Stored entries:
===============
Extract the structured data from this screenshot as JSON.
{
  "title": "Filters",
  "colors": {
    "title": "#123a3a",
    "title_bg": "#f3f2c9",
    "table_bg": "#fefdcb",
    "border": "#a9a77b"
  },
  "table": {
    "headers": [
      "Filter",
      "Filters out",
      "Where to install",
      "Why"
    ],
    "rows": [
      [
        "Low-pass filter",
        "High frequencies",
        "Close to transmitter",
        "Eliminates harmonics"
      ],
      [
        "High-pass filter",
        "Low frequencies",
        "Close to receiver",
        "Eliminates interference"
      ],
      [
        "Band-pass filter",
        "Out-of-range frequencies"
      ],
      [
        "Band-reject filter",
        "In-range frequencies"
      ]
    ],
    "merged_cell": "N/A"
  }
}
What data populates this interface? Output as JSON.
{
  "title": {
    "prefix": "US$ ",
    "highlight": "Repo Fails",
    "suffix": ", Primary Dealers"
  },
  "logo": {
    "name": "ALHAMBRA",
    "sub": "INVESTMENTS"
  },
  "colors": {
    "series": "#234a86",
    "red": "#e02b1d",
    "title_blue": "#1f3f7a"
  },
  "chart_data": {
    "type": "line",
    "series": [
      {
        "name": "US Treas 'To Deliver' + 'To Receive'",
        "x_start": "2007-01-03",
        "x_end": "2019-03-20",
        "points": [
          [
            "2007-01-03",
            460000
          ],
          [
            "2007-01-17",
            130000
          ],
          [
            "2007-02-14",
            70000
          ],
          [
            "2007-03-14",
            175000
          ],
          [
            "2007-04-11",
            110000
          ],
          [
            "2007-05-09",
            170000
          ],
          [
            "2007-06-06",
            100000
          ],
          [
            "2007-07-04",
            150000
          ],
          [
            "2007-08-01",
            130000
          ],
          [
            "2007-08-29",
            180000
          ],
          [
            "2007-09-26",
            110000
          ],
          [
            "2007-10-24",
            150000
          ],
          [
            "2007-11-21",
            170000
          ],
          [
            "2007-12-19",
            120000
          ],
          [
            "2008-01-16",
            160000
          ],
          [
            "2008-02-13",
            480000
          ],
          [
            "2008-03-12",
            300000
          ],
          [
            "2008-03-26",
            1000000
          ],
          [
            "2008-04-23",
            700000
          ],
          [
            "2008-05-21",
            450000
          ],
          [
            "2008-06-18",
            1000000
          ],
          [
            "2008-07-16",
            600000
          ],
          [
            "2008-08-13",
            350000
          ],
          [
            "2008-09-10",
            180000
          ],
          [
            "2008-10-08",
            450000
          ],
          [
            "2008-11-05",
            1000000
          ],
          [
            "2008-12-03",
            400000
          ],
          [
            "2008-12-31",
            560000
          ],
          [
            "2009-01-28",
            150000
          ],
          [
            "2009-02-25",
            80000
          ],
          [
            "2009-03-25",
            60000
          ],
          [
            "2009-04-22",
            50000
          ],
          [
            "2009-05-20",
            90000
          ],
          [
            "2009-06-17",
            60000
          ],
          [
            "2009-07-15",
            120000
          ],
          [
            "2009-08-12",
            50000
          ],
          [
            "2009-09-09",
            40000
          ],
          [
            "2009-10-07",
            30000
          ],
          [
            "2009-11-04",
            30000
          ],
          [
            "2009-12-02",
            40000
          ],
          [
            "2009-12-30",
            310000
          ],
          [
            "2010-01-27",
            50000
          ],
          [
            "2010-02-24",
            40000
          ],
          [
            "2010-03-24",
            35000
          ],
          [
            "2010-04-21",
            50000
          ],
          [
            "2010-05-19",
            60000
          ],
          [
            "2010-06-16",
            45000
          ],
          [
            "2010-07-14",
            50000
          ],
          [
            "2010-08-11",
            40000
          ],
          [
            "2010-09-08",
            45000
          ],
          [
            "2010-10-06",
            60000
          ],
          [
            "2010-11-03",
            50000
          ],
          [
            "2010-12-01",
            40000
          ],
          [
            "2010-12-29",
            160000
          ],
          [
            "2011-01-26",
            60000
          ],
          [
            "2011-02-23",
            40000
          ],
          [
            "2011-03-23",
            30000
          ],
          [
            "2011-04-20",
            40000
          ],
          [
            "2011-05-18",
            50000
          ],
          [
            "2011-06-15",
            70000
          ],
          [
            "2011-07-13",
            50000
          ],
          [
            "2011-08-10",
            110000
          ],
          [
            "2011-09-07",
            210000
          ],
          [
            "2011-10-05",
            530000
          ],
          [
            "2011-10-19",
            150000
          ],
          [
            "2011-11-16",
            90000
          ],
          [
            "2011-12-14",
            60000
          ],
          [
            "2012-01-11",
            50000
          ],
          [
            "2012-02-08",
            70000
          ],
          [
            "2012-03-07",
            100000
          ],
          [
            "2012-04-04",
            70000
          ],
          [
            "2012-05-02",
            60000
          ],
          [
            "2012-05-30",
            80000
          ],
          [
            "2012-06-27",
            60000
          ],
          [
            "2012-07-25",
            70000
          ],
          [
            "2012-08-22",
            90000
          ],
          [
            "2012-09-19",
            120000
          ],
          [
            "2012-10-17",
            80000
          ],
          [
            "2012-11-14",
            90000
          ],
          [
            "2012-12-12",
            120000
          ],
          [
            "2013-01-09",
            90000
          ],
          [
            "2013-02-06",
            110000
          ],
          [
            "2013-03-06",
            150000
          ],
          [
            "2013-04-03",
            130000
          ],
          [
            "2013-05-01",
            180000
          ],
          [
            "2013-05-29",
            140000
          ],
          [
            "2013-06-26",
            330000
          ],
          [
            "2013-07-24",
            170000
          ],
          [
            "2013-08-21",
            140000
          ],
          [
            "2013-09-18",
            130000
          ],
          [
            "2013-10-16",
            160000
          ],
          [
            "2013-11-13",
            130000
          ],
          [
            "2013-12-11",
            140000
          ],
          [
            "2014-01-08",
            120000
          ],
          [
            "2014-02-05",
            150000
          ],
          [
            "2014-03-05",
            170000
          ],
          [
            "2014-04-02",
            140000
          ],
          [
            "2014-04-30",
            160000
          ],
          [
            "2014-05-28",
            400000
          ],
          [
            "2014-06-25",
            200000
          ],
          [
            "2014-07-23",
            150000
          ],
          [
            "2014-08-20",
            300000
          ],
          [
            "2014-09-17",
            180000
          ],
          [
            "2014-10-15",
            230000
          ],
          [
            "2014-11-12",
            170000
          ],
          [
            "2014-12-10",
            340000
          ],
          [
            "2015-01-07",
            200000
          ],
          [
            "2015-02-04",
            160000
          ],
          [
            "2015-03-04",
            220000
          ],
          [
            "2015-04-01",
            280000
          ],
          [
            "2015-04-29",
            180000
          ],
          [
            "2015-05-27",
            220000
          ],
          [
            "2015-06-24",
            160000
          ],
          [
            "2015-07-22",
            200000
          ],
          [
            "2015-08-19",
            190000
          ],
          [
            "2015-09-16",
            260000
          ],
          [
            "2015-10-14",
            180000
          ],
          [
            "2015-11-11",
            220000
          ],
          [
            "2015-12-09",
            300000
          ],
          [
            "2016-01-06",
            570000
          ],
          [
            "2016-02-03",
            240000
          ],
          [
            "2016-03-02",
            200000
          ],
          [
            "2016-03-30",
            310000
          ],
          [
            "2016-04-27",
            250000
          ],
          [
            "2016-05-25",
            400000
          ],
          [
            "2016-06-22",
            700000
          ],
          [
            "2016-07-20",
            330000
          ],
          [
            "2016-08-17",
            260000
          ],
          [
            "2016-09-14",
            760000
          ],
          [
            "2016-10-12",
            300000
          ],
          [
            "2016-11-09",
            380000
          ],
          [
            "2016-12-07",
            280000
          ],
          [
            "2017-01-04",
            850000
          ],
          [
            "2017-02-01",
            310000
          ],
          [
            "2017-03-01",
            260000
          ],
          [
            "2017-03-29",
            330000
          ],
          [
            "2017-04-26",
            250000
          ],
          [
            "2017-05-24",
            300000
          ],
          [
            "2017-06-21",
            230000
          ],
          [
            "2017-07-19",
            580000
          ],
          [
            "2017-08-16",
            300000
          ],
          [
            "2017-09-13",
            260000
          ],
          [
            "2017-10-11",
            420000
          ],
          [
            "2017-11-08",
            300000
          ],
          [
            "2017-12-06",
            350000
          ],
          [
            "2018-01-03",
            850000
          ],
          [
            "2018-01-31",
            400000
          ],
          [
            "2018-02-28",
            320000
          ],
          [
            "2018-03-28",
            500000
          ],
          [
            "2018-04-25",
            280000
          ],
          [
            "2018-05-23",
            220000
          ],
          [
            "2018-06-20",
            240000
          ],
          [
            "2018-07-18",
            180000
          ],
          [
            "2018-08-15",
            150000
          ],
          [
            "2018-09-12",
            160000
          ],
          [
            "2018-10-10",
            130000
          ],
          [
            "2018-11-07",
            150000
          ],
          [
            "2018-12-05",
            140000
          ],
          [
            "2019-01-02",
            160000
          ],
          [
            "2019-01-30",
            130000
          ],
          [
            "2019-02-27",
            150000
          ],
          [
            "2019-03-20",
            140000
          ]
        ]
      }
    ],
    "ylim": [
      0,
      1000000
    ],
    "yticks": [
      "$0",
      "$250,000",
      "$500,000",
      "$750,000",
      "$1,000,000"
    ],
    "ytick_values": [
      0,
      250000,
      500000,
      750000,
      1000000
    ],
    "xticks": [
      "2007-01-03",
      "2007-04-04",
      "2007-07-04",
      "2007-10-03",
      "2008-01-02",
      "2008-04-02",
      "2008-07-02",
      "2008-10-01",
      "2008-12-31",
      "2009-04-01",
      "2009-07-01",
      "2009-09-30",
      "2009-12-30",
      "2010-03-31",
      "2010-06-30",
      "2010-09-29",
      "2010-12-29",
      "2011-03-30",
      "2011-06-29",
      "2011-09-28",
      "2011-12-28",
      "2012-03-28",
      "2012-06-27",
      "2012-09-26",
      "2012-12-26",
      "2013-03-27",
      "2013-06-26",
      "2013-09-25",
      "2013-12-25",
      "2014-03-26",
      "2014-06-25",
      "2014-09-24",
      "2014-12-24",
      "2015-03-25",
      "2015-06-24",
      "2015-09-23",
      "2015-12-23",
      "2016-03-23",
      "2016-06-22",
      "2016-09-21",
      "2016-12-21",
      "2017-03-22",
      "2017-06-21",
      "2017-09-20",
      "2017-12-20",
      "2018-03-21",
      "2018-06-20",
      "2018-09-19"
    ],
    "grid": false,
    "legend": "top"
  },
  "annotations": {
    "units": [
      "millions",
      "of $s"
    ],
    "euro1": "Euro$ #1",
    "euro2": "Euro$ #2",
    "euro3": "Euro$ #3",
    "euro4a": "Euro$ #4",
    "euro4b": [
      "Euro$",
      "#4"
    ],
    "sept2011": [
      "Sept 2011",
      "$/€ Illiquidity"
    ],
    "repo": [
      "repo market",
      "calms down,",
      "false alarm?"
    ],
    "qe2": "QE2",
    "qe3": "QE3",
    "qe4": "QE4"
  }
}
===============
- _PROBLEM TO WORK ON_: State only how many lines in the material include "Band".

- _TASK RESULT_: 2